(Dataset items)
··········

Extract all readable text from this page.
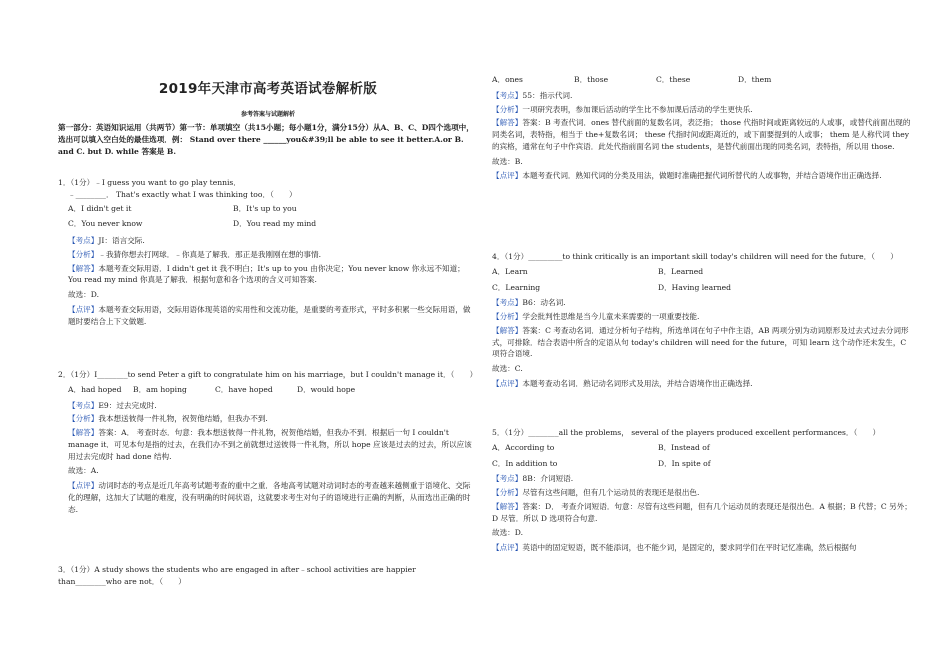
2019年天津市高考英语试卷解析版
参考答案与试题解析

第一部分：英语知识运用（共两节）第一节：单项填空（共15小题；每小题1分，满分15分）从A、B、C、D四个选项中，选出可以填入空白处的最佳选项．例： Stand over there ______you&#39;ll be able to see it better.A.or B. and C. but D. while 答案是 B.

1．（1分）﹣I guess you want to go play tennis．

﹣________． That's exactly what I was thinking too．（　　）

A．I didn't get it	B．It's up to you
C．You never know	D．You read my mind

【考点】JI：语言交际.

【分析】﹣我猜你想去打网球．﹣你真是了解我．那正是我刚刚在想的事情.

【解答】本题考查交际用语．I didn't get it 我不明白；It's up to you 由你决定；You never know 你永远不知道；You read my mind 你真是了解我．根据句意和各个选项的含义可知答案.

故选：D.

【点评】本题考查交际用语，交际用语体现英语的实用性和交流功能，是重要的考查形式，平时多积累一些交际用语，做题时要结合上下文做题.

2．（1分）I________to send Peter a gift to congratulate him on his marriage，but I couldn't manage it．（　　）

A．had hoped	B．am hoping	C．have hoped	D．would hope

【考点】E9：过去完成时.

【分析】我本想送彼得一件礼物，祝贺他结婚，但我办不到.

【解答】答案：A． 考查时态．句意：我本想送彼得一件礼物，祝贺他结婚，但我办不到．根据后一句 I couldn't manage it．可见本句是指的过去，在我们办不到之前就想过送彼得一件礼物，所以 hope 应该是过去的过去，所以应该用过去完成时 had done 结构.

故选：A.

【点评】动词时态的考点是近几年高考试题考查的重中之重．各地高考试题对动词时态的考查越来越侧重于语境化、交际化的理解，这加大了试题的难度，没有明确的时间状语，这就要求考生对句子的语境进行正确的判断，从而选出正确的时态.

3．（1分）A study shows the students who are engaged in after﹣school activities are happier than________who are not．（　　）

A．ones	B．those	C．these	D．them

【考点】55：指示代词.

【分析】一项研究表明，参加课后活动的学生比不参加课后活动的学生更快乐.

【解答】答案：B 考查代词．ones 替代前面的复数名词，表泛指； those 代指时间或距离较远的人或事，或替代前面出现的同类名词，表特指，相当于 the+复数名词； these 代指时间或距离近的，或下面要提到的人或事； them 是人称代词 they 的宾格，通常在句子中作宾语．此处代指前面名词 the students，是替代前面出现的同类名词，表特指，所以用 those.

故选：B.

【点评】本题考查代词．熟知代词的分类及用法，做题时准确把握代词所替代的人或事物，并结合语境作出正确选择.

4．（1分）_________to think critically is an important skill today's children will need for the future．（　　）

A．Learn	B．Learned
C．Learning	D．Having learned

【考点】B6：动名词.

【分析】学会批判性思维是当今儿童未来需要的一项重要技能.

【解答】答案：C 考查动名词．通过分析句子结构，所选单词在句子中作主语，AB 两项分别为动词原形及过去式过去分词形式，可排除．结合表语中所含的定语从句 today's children will need for the future，可知 learn 这个动作还未发生，C 项符合语境.

故选：C.

【点评】本题考查动名词．熟记动名词形式及用法，并结合语境作出正确选择.

5．（1分）________all the problems， several of the players produced excellent performances．（　　）

A．According to	B．Instead of
C．In addition to	D．In spite of

【考点】8B：介词短语.

【分析】尽管有这些问题，但有几个运动员的表现还是很出色.

【解答】答案：D． 考查介词短语．句意：尽管有这些问题，但有几个运动员的表现还是很出色．A 根据；B 代替；C 另外；D 尽管．所以 D 选项符合句意.

故选：D.

【点评】英语中的固定短语，既不能添词，也不能少词，是固定的，要求同学们在平时记忆准确，然后根据句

··········

INSTRUCTION:
Give solely the number of lines in the data that contain the string "future".

RESULT:
2